## WHAT THE EXERCISE ASKS
Every record should be written out exactly, please.

(Dataset listings of figures)
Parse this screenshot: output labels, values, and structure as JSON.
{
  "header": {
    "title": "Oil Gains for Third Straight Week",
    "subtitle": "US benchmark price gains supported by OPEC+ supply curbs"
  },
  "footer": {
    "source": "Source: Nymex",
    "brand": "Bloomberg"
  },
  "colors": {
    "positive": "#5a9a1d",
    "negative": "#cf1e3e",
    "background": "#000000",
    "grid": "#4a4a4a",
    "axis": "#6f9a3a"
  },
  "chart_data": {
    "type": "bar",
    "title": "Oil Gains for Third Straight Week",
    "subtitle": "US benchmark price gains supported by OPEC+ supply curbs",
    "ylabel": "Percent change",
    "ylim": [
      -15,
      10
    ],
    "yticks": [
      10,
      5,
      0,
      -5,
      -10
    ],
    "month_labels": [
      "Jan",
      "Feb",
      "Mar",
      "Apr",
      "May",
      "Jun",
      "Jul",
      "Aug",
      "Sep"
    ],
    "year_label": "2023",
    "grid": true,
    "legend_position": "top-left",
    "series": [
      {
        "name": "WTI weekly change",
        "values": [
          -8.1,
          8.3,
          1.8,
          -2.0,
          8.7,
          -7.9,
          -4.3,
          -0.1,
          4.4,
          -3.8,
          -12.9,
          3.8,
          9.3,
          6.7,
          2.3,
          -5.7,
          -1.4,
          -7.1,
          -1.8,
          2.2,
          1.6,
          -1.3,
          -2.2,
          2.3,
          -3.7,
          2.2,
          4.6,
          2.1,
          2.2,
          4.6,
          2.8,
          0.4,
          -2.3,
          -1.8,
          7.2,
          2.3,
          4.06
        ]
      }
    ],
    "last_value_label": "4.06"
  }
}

## TASK ANSWER
Parse this screenshot: output labels, values, and structure as JSON.
{
  "header": {
    "title": "Oil Gains for Third Straight Week",
    "subtitle": "US benchmark price gains supported by OPEC+ supply curbs"
  },
  "footer": {
    "source": "Source: Nymex",
    "brand": "Bloomberg"
  },
  "colors": {
    "positive": "#5a9a1d",
    "negative": "#cf1e3e",
    "background": "#000000",
    "grid": "#4a4a4a",
    "axis": "#6f9a3a"
  },
  "chart_data": {
    "type": "bar",
    "title": "Oil Gains for Third Straight Week",
    "subtitle": "US benchmark price gains supported by OPEC+ supply curbs",
    "ylabel": "Percent change",
    "ylim": [
      -15,
      10
    ],
    "yticks": [
      10,
      5,
      0,
      -5,
      -10
    ],
    "month_labels": [
      "Jan",
      "Feb",
      "Mar",
      "Apr",
      "May",
      "Jun",
      "Jul",
      "Aug",
      "Sep"
    ],
    "year_label": "2023",
    "grid": true,
    "legend_position": "top-left",
    "series": [
      {
        "name": "WTI weekly change",
        "values": [
          -8.1,
          8.3,
          1.8,
          -2.0,
          8.7,
          -7.9,
          -4.3,
          -0.1,
          4.4,
          -3.8,
          -12.9,
          3.8,
          9.3,
          6.7,
          2.3,
          -5.7,
          -1.4,
          -7.1,
          -1.8,
          2.2,
          1.6,
          -1.3,
          -2.2,
          2.3,
          -3.7,
          2.2,
          4.6,
          2.1,
          2.2,
          4.6,
          2.8,
          0.4,
          -2.3,
          -1.8,
          7.2,
          2.3,
          4.06
        ]
      }
    ],
    "last_value_label": "4.06"
  }
}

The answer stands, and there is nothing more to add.